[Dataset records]
○ ○ ○ ○

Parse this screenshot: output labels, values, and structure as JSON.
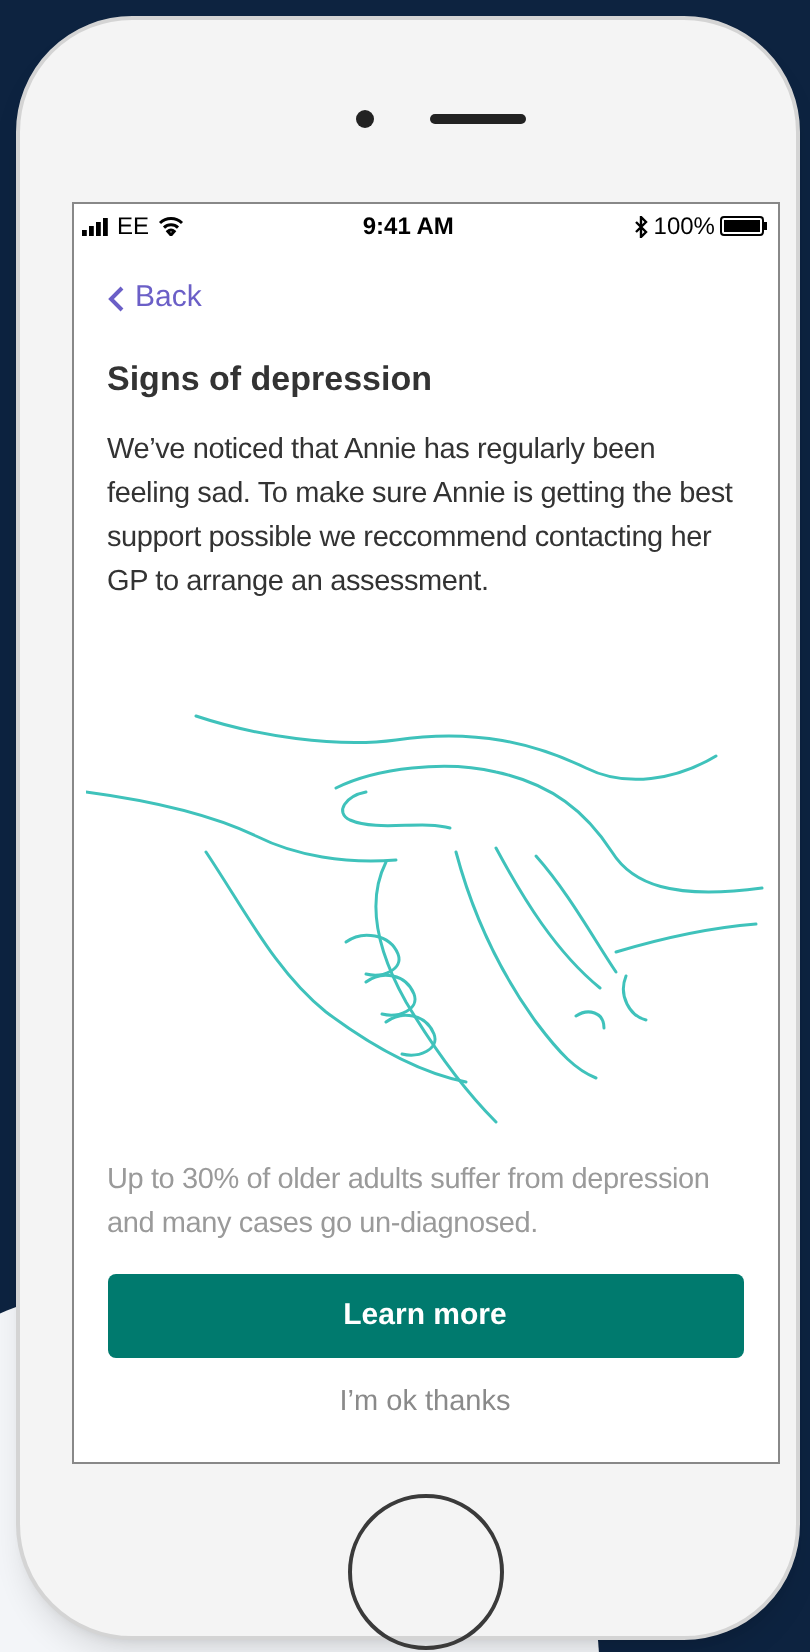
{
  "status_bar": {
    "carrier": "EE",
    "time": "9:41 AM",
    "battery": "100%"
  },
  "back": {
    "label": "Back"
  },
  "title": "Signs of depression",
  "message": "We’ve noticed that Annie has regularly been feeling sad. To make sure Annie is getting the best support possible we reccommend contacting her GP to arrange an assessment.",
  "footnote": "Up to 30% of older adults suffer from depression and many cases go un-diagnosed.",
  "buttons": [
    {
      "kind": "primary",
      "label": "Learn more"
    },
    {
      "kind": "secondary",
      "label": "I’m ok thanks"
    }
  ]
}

○ ○ ○ ○

Tally how many lines of the data include the word "depression". Write the number and nothing else.

2